start Data section

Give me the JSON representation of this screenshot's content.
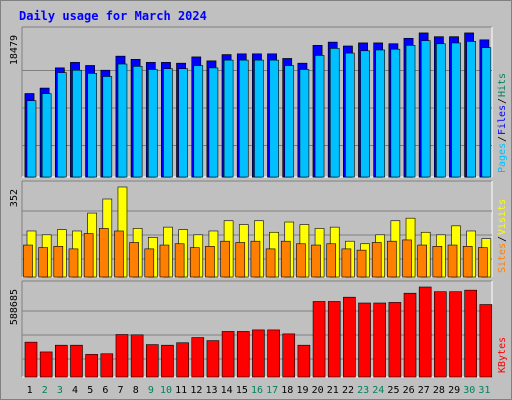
{
  "chart_data": {
    "title": "Daily usage for March 2024",
    "type": "bar",
    "categories": [
      "1",
      "2",
      "3",
      "4",
      "5",
      "6",
      "7",
      "8",
      "9",
      "10",
      "11",
      "12",
      "13",
      "14",
      "15",
      "16",
      "17",
      "18",
      "19",
      "20",
      "21",
      "22",
      "23",
      "24",
      "25",
      "26",
      "27",
      "28",
      "29",
      "30",
      "31"
    ],
    "weekend_days": [
      "2",
      "3",
      "9",
      "10",
      "16",
      "17",
      "23",
      "24",
      "30",
      "31"
    ],
    "colors": {
      "background": "#c0c0c0",
      "frame": "#808080",
      "plot": "#c0c0c0",
      "title": "#0000ff",
      "day_label": "#000000",
      "weekend_label": "#00805c",
      "hits": "#00805c",
      "files": "#0000ff",
      "pages": "#00c0ff",
      "visits": "#ffff00",
      "sites": "#ff8000",
      "kbytes": "#ff0000"
    },
    "panels": [
      {
        "name": "hits-files-pages",
        "max_label": "18479",
        "ymax": 18479,
        "legend": [
          {
            "text": "Pages",
            "color": "#00c0ff"
          },
          {
            "text": "/",
            "color": "#000000"
          },
          {
            "text": "Files",
            "color": "#0000ff"
          },
          {
            "text": "/",
            "color": "#000000"
          },
          {
            "text": "Hits",
            "color": "#00805c"
          }
        ],
        "series": [
          {
            "name": "Hits",
            "color": "#00805c",
            "values": [
              10700,
              11400,
              14000,
              14700,
              14300,
              13700,
              15500,
              15100,
              14700,
              14700,
              14600,
              15400,
              14900,
              15700,
              15800,
              15800,
              15800,
              15200,
              14600,
              16900,
              17300,
              16800,
              17200,
              17200,
              17100,
              17800,
              18479,
              18000,
              18000,
              18479,
              17600
            ]
          },
          {
            "name": "Files",
            "color": "#0000ff",
            "values": [
              10700,
              11400,
              14000,
              14700,
              14300,
              13700,
              15500,
              15100,
              14700,
              14700,
              14600,
              15400,
              14900,
              15700,
              15800,
              15800,
              15800,
              15200,
              14600,
              16900,
              17300,
              16800,
              17200,
              17200,
              17100,
              17800,
              18479,
              18000,
              18000,
              18479,
              17600
            ]
          },
          {
            "name": "Pages",
            "color": "#00c0ff",
            "values": [
              9800,
              10700,
              13400,
              13700,
              13300,
              12900,
              14500,
              14200,
              13800,
              13900,
              13900,
              14300,
              14000,
              15000,
              15000,
              15000,
              15000,
              14300,
              13800,
              15600,
              16500,
              15900,
              16200,
              16300,
              16400,
              16900,
              17500,
              17100,
              17200,
              17400,
              16600
            ]
          }
        ]
      },
      {
        "name": "visits-sites",
        "max_label": "352",
        "ymax": 352,
        "legend": [
          {
            "text": "Sites",
            "color": "#ff8000"
          },
          {
            "text": "/",
            "color": "#000000"
          },
          {
            "text": "Visits",
            "color": "#ffff00"
          }
        ],
        "series": [
          {
            "name": "Visits",
            "color": "#ffff00",
            "values": [
              180,
              165,
              185,
              180,
              250,
              305,
              352,
              190,
              155,
              195,
              185,
              165,
              180,
              220,
              205,
              220,
              175,
              215,
              205,
              190,
              195,
              140,
              130,
              165,
              220,
              230,
              175,
              165,
              200,
              180,
              150
            ]
          },
          {
            "name": "Sites",
            "color": "#ff8000",
            "values": [
              125,
              115,
              120,
              110,
              170,
              190,
              180,
              135,
              110,
              125,
              130,
              115,
              120,
              140,
              135,
              140,
              110,
              140,
              130,
              125,
              130,
              110,
              105,
              135,
              140,
              145,
              125,
              120,
              125,
              120,
              115
            ]
          }
        ]
      },
      {
        "name": "kbytes",
        "max_label": "588685",
        "ymax": 588685,
        "legend": [
          {
            "text": "KBytes",
            "color": "#ff0000"
          }
        ],
        "series": [
          {
            "name": "KBytes",
            "color": "#ff0000",
            "values": [
              228000,
              164000,
              208000,
              208000,
              148000,
              152000,
              278000,
              276000,
              212000,
              208000,
              224000,
              258000,
              238000,
              298000,
              298000,
              308000,
              308000,
              282000,
              208000,
              494000,
              494000,
              522000,
              484000,
              484000,
              488000,
              548000,
              588685,
              558000,
              558000,
              568000,
              474000
            ]
          }
        ]
      }
    ]
  }
}
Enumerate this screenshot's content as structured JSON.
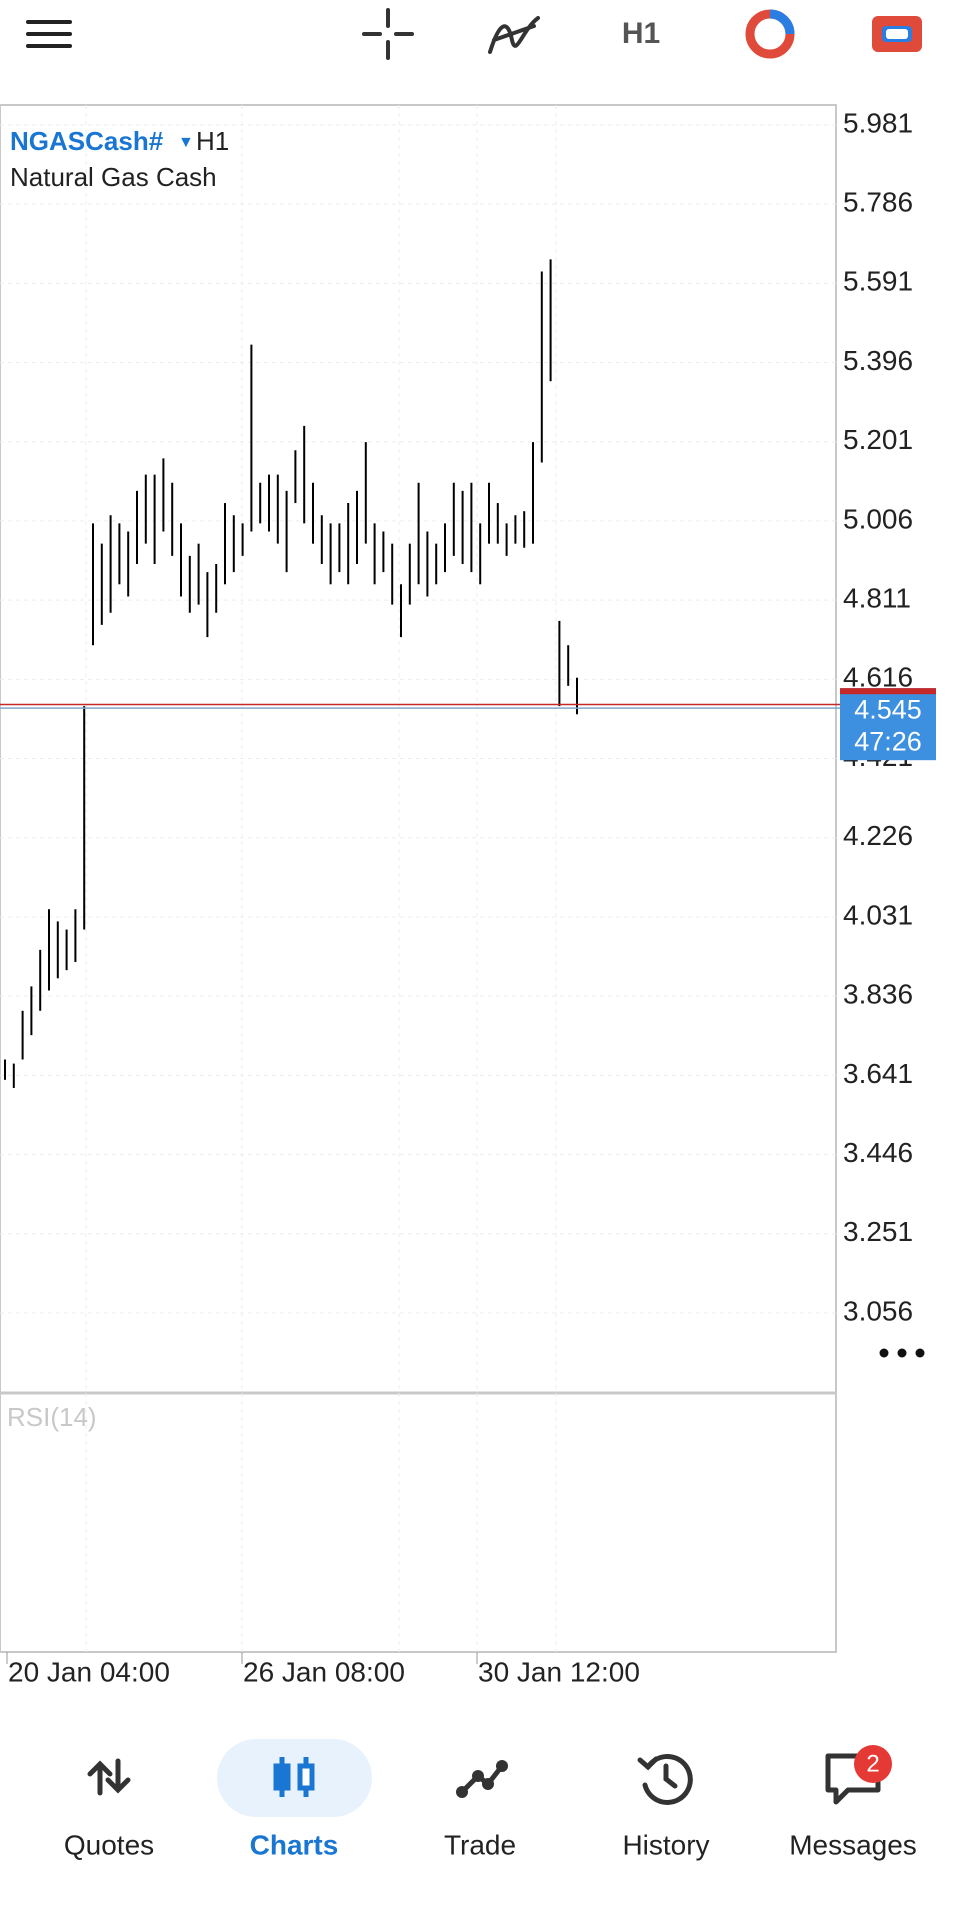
{
  "toolbar": {
    "timeframe": "H1"
  },
  "chart_data": {
    "type": "range_bar",
    "symbol": "NGASCash#",
    "timeframe": "H1",
    "description": "Natural Gas Cash",
    "indicator": "RSI(14)",
    "date_labels": [
      "20 Jan 04:00",
      "26 Jan 08:00",
      "30 Jan 12:00"
    ],
    "color": "#000000",
    "lows": [
      3.63,
      3.61,
      3.68,
      3.74,
      3.8,
      3.85,
      3.88,
      3.9,
      3.92,
      4.0,
      4.7,
      4.75,
      4.78,
      4.85,
      4.82,
      4.9,
      4.95,
      4.9,
      4.98,
      4.92,
      4.82,
      4.78,
      4.8,
      4.72,
      4.78,
      4.85,
      4.88,
      4.92,
      4.98,
      5.0,
      4.98,
      4.95,
      4.88,
      5.05,
      5.0,
      4.95,
      4.9,
      4.85,
      4.88,
      4.85,
      4.9,
      4.95,
      4.85,
      4.88,
      4.8,
      4.72,
      4.8,
      4.85,
      4.82,
      4.85,
      4.88,
      4.92,
      4.9,
      4.88,
      4.85,
      4.95,
      4.95,
      4.92,
      4.95,
      4.94,
      4.95,
      5.15,
      5.35,
      4.55,
      4.6,
      4.53
    ],
    "highs": [
      3.68,
      3.67,
      3.8,
      3.86,
      3.95,
      4.05,
      4.02,
      4.0,
      4.05,
      4.55,
      5.0,
      4.95,
      5.02,
      5.0,
      4.98,
      5.08,
      5.12,
      5.12,
      5.16,
      5.1,
      5.0,
      4.92,
      4.95,
      4.88,
      4.9,
      5.05,
      5.02,
      5.0,
      5.44,
      5.1,
      5.12,
      5.12,
      5.08,
      5.18,
      5.24,
      5.1,
      5.02,
      5.0,
      5.0,
      5.05,
      5.08,
      5.2,
      5.0,
      4.98,
      4.95,
      4.85,
      4.95,
      5.1,
      4.98,
      4.95,
      5.0,
      5.1,
      5.08,
      5.1,
      5.0,
      5.1,
      5.05,
      5.0,
      5.02,
      5.03,
      5.2,
      5.62,
      5.65,
      4.76,
      4.7,
      4.62
    ],
    "bid": 4.545,
    "ask": 4.554,
    "bid_color": "#7fa8c9",
    "ask_color": "#c62828",
    "price_label": "4.545",
    "countdown": "47:26",
    "ylim": [
      2.859,
      6.03
    ],
    "yticks": [
      5.981,
      5.786,
      5.591,
      5.396,
      5.201,
      5.006,
      4.811,
      4.616,
      4.421,
      4.226,
      4.031,
      3.836,
      3.641,
      3.446,
      3.251,
      3.056
    ],
    "grid": true
  },
  "nav": {
    "items": [
      "Quotes",
      "Charts",
      "Trade",
      "History",
      "Messages"
    ],
    "active": "Charts",
    "badge": "2"
  }
}
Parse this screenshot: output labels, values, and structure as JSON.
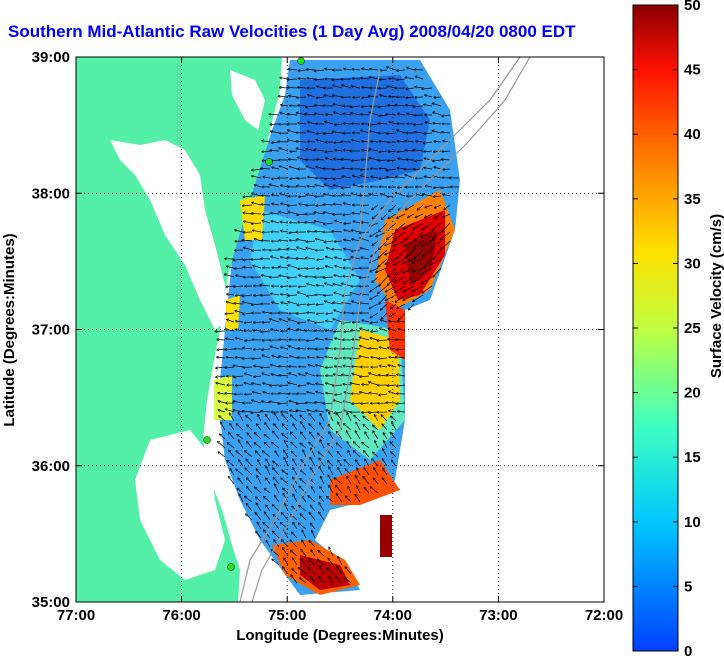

end Data section

Prompt
Omit every picture while copying the listing above exactly.

Correct output
Give me the JSON representation of this screenshot's content.
{
  "chart_data": {
    "title": "Daily usage for March 2024",
    "type": "bar",
    "categories": [
      "1",
      "2",
      "3",
      "4",
      "5",
      "6",
      "7",
      "8",
      "9",
      "10",
      "11",
      "12",
      "13",
      "14",
      "15",
      "16",
      "17",
      "18",
      "19",
      "20",
      "21",
      "22",
      "23",
      "24",
      "25",
      "26",
      "27",
      "28",
      "29",
      "30",
      "31"
    ],
    "weekend_days": [
      "2",
      "3",
      "9",
      "10",
      "16",
      "17",
      "23",
      "24",
      "30",
      "31"
    ],
    "colors": {
      "background": "#c0c0c0",
      "frame": "#808080",
      "plot": "#c0c0c0",
      "title": "#0000ff",
      "day_label": "#000000",
      "weekend_label": "#00805c",
      "hits": "#00805c",
      "files": "#0000ff",
      "pages": "#00c0ff",
      "visits": "#ffff00",
      "sites": "#ff8000",
      "kbytes": "#ff0000"
    },
    "panels": [
      {
        "name": "hits-files-pages",
        "max_label": "18479",
        "ymax": 18479,
        "legend": [
          {
            "text": "Pages",
            "color": "#00c0ff"
          },
          {
            "text": "/",
            "color": "#000000"
          },
          {
            "text": "Files",
            "color": "#0000ff"
          },
          {
            "text": "/",
            "color": "#000000"
          },
          {
            "text": "Hits",
            "color": "#00805c"
          }
        ],
        "series": [
          {
            "name": "Hits",
            "color": "#00805c",
            "values": [
              10700,
              11400,
              14000,
              14700,
              14300,
              13700,
              15500,
              15100,
              14700,
              14700,
              14600,
              15400,
              14900,
              15700,
              15800,
              15800,
              15800,
              15200,
              14600,
              16900,
              17300,
              16800,
              17200,
              17200,
              17100,
              17800,
              18479,
              18000,
              18000,
              18479,
              17600
            ]
          },
          {
            "name": "Files",
            "color": "#0000ff",
            "values": [
              10700,
              11400,
              14000,
              14700,
              14300,
              13700,
              15500,
              15100,
              14700,
              14700,
              14600,
              15400,
              14900,
              15700,
              15800,
              15800,
              15800,
              15200,
              14600,
              16900,
              17300,
              16800,
              17200,
              17200,
              17100,
              17800,
              18479,
              18000,
              18000,
              18479,
              17600
            ]
          },
          {
            "name": "Pages",
            "color": "#00c0ff",
            "values": [
              9800,
              10700,
              13400,
              13700,
              13300,
              12900,
              14500,
              14200,
              13800,
              13900,
              13900,
              14300,
              14000,
              15000,
              15000,
              15000,
              15000,
              14300,
              13800,
              15600,
              16500,
              15900,
              16200,
              16300,
              16400,
              16900,
              17500,
              17100,
              17200,
              17400,
              16600
            ]
          }
        ]
      },
      {
        "name": "visits-sites",
        "max_label": "352",
        "ymax": 352,
        "legend": [
          {
            "text": "Sites",
            "color": "#ff8000"
          },
          {
            "text": "/",
            "color": "#000000"
          },
          {
            "text": "Visits",
            "color": "#ffff00"
          }
        ],
        "series": [
          {
            "name": "Visits",
            "color": "#ffff00",
            "values": [
              180,
              165,
              185,
              180,
              250,
              305,
              352,
              190,
              155,
              195,
              185,
              165,
              180,
              220,
              205,
              220,
              175,
              215,
              205,
              190,
              195,
              140,
              130,
              165,
              220,
              230,
              175,
              165,
              200,
              180,
              150
            ]
          },
          {
            "name": "Sites",
            "color": "#ff8000",
            "values": [
              125,
              115,
              120,
              110,
              170,
              190,
              180,
              135,
              110,
              125,
              130,
              115,
              120,
              140,
              135,
              140,
              110,
              140,
              130,
              125,
              130,
              110,
              105,
              135,
              140,
              145,
              125,
              120,
              125,
              120,
              115
            ]
          }
        ]
      },
      {
        "name": "kbytes",
        "max_label": "588685",
        "ymax": 588685,
        "legend": [
          {
            "text": "KBytes",
            "color": "#ff0000"
          }
        ],
        "series": [
          {
            "name": "KBytes",
            "color": "#ff0000",
            "values": [
              228000,
              164000,
              208000,
              208000,
              148000,
              152000,
              278000,
              276000,
              212000,
              208000,
              224000,
              258000,
              238000,
              298000,
              298000,
              308000,
              308000,
              282000,
              208000,
              494000,
              494000,
              522000,
              484000,
              484000,
              488000,
              548000,
              588685,
              558000,
              558000,
              568000,
              474000
            ]
          }
        ]
      }
    ]
  }
}
Enumerate this screenshot's content as structured JSON.
{
  "toolbar": {
    "timeframe": "H1"
  },
  "chart_data": {
    "type": "range_bar",
    "symbol": "NGASCash#",
    "timeframe": "H1",
    "description": "Natural Gas Cash",
    "indicator": "RSI(14)",
    "date_labels": [
      "20 Jan 04:00",
      "26 Jan 08:00",
      "30 Jan 12:00"
    ],
    "color": "#000000",
    "lows": [
      3.63,
      3.61,
      3.68,
      3.74,
      3.8,
      3.85,
      3.88,
      3.9,
      3.92,
      4.0,
      4.7,
      4.75,
      4.78,
      4.85,
      4.82,
      4.9,
      4.95,
      4.9,
      4.98,
      4.92,
      4.82,
      4.78,
      4.8,
      4.72,
      4.78,
      4.85,
      4.88,
      4.92,
      4.98,
      5.0,
      4.98,
      4.95,
      4.88,
      5.05,
      5.0,
      4.95,
      4.9,
      4.85,
      4.88,
      4.85,
      4.9,
      4.95,
      4.85,
      4.88,
      4.8,
      4.72,
      4.8,
      4.85,
      4.82,
      4.85,
      4.88,
      4.92,
      4.9,
      4.88,
      4.85,
      4.95,
      4.95,
      4.92,
      4.95,
      4.94,
      4.95,
      5.15,
      5.35,
      4.55,
      4.6,
      4.53
    ],
    "highs": [
      3.68,
      3.67,
      3.8,
      3.86,
      3.95,
      4.05,
      4.02,
      4.0,
      4.05,
      4.55,
      5.0,
      4.95,
      5.02,
      5.0,
      4.98,
      5.08,
      5.12,
      5.12,
      5.16,
      5.1,
      5.0,
      4.92,
      4.95,
      4.88,
      4.9,
      5.05,
      5.02,
      5.0,
      5.44,
      5.1,
      5.12,
      5.12,
      5.08,
      5.18,
      5.24,
      5.1,
      5.02,
      5.0,
      5.0,
      5.05,
      5.08,
      5.2,
      5.0,
      4.98,
      4.95,
      4.85,
      4.95,
      5.1,
      4.98,
      4.95,
      5.0,
      5.1,
      5.08,
      5.1,
      5.0,
      5.1,
      5.05,
      5.0,
      5.02,
      5.03,
      5.2,
      5.62,
      5.65,
      4.76,
      4.7,
      4.62
    ],
    "bid": 4.545,
    "ask": 4.554,
    "bid_color": "#7fa8c9",
    "ask_color": "#c62828",
    "price_label": "4.545",
    "countdown": "47:26",
    "ylim": [
      2.859,
      6.03
    ],
    "yticks": [
      5.981,
      5.786,
      5.591,
      5.396,
      5.201,
      5.006,
      4.811,
      4.616,
      4.421,
      4.226,
      4.031,
      3.836,
      3.641,
      3.446,
      3.251,
      3.056
    ],
    "grid": true
  },
  "nav": {
    "items": [
      "Quotes",
      "Charts",
      "Trade",
      "History",
      "Messages"
    ],
    "active": "Charts",
    "badge": "2"
  }
}
Parse this screenshot: output labels, values, and structure as JSON.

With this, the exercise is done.